> [Input records]

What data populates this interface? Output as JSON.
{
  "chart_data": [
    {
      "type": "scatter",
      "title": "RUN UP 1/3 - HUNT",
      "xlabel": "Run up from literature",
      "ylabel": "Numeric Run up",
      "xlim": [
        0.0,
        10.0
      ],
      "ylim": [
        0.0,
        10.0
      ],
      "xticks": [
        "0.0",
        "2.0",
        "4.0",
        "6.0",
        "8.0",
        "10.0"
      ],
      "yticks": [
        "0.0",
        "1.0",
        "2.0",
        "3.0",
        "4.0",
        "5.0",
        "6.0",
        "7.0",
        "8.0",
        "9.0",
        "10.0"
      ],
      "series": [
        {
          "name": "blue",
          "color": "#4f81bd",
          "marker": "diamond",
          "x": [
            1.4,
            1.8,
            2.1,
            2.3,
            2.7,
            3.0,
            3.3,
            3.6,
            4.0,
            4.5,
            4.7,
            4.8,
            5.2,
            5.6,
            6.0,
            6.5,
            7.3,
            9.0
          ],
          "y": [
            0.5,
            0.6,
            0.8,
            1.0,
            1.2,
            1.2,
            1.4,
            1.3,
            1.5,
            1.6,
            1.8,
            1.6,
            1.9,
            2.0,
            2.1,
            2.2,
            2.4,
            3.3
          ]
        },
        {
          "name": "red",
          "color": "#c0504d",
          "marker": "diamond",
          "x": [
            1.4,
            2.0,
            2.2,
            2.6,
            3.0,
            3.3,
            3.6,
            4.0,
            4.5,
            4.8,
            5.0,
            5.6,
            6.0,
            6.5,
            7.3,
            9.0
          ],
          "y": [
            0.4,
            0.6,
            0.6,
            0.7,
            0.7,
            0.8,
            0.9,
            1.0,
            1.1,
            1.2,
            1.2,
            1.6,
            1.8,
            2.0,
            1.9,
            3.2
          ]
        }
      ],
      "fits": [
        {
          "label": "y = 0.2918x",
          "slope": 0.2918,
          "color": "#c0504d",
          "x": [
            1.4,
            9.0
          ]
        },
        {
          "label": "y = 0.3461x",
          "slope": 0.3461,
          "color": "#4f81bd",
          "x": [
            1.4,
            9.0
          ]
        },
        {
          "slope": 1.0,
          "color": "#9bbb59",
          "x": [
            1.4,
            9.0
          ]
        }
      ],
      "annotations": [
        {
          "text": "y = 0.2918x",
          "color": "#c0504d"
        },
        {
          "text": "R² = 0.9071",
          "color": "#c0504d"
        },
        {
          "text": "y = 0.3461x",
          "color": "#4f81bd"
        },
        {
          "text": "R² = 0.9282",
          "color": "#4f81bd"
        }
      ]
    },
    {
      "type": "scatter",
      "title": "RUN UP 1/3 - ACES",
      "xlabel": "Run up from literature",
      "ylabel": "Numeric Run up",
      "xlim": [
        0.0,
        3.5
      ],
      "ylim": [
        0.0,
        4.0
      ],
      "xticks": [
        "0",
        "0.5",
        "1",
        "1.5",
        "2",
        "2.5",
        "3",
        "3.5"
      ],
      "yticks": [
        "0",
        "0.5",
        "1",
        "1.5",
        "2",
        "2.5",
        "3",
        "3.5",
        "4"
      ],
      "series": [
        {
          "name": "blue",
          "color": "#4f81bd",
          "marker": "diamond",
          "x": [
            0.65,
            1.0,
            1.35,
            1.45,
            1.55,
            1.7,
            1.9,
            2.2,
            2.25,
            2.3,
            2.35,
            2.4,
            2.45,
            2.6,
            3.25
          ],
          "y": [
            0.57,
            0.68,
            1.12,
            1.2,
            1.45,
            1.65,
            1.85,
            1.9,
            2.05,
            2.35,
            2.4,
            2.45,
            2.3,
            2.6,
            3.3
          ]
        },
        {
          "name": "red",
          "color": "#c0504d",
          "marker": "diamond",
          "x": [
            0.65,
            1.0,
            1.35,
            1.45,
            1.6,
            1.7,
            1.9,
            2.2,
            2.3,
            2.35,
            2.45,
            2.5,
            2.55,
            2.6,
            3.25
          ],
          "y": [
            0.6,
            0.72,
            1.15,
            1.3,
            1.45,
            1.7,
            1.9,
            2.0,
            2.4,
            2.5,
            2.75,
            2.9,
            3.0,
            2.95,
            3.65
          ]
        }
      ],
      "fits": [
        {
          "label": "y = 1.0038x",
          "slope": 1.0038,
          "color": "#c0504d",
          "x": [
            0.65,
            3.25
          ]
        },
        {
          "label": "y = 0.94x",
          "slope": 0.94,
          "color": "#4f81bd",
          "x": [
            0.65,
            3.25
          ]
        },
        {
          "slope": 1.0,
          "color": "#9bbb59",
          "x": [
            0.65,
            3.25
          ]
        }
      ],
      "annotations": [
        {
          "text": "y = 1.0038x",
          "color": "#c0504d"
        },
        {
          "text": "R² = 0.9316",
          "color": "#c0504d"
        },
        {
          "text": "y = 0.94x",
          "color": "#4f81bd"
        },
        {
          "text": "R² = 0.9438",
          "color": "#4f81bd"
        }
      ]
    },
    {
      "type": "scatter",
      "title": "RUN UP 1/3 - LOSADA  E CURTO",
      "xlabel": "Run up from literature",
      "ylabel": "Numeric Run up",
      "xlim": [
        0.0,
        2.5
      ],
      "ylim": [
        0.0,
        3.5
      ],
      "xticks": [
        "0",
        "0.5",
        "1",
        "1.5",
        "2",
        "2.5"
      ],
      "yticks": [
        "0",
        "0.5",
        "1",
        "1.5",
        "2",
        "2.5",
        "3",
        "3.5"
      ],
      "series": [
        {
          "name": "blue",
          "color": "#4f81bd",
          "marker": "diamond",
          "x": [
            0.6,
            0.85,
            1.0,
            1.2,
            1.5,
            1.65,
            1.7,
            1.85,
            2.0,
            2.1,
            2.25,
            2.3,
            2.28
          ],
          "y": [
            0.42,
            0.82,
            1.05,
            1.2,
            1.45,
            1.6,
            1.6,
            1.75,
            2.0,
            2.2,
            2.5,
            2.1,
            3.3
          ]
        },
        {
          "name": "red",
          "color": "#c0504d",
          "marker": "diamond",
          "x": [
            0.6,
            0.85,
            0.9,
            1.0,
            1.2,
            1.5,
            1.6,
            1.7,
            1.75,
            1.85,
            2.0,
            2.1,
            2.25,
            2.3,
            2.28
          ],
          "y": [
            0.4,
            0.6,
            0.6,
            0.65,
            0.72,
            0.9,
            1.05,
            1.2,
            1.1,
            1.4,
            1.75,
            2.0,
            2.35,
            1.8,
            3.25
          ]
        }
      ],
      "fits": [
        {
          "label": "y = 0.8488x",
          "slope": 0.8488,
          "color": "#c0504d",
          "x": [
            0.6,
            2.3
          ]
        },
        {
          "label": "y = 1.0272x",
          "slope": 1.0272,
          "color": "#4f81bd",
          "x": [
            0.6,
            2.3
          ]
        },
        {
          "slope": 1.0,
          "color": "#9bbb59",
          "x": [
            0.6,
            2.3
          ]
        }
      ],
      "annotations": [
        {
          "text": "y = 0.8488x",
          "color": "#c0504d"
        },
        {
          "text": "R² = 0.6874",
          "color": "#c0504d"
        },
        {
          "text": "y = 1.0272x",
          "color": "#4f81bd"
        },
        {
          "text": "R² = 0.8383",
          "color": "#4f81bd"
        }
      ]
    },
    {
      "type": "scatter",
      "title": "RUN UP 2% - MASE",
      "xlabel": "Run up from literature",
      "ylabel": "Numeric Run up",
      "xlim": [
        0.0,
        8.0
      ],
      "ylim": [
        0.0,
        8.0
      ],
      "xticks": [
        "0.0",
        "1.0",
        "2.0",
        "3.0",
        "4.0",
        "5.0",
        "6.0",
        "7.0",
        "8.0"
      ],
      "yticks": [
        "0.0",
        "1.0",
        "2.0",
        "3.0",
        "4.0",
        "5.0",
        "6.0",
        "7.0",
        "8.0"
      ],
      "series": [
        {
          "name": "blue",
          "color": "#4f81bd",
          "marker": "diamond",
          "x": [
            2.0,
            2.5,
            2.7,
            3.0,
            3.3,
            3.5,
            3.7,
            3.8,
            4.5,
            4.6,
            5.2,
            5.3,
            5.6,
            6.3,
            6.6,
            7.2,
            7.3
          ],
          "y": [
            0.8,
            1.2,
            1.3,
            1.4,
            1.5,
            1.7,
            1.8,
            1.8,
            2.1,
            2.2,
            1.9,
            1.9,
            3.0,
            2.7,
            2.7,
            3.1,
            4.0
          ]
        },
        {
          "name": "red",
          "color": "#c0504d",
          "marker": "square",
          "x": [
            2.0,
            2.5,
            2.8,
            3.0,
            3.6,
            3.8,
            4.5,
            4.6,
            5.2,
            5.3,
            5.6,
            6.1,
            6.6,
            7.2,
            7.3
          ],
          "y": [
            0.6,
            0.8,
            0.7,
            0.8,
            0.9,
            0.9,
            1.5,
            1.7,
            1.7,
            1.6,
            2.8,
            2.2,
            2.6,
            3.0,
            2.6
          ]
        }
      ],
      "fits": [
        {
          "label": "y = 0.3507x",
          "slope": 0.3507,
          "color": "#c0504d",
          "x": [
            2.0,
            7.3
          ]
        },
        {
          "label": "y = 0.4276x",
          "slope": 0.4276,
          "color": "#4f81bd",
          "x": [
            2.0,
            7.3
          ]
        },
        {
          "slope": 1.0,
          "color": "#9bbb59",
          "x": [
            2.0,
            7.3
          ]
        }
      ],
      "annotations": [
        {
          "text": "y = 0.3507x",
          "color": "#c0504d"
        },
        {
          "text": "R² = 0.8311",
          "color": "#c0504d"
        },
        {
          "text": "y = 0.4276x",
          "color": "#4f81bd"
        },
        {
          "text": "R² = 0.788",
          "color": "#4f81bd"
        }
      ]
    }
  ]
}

> [What is expected] Filter the listing for the word "slope" and copy every line that holds it.

> [The output]
          "slope": 0.2918,
          "slope": 0.3461,
          "slope": 1.0,
          "slope": 1.0038,
          "slope": 0.94,
          "slope": 1.0,
          "slope": 0.8488,
          "slope": 1.0272,
          "slope": 1.0,
          "slope": 0.3507,
          "slope": 0.4276,
          "slope": 1.0,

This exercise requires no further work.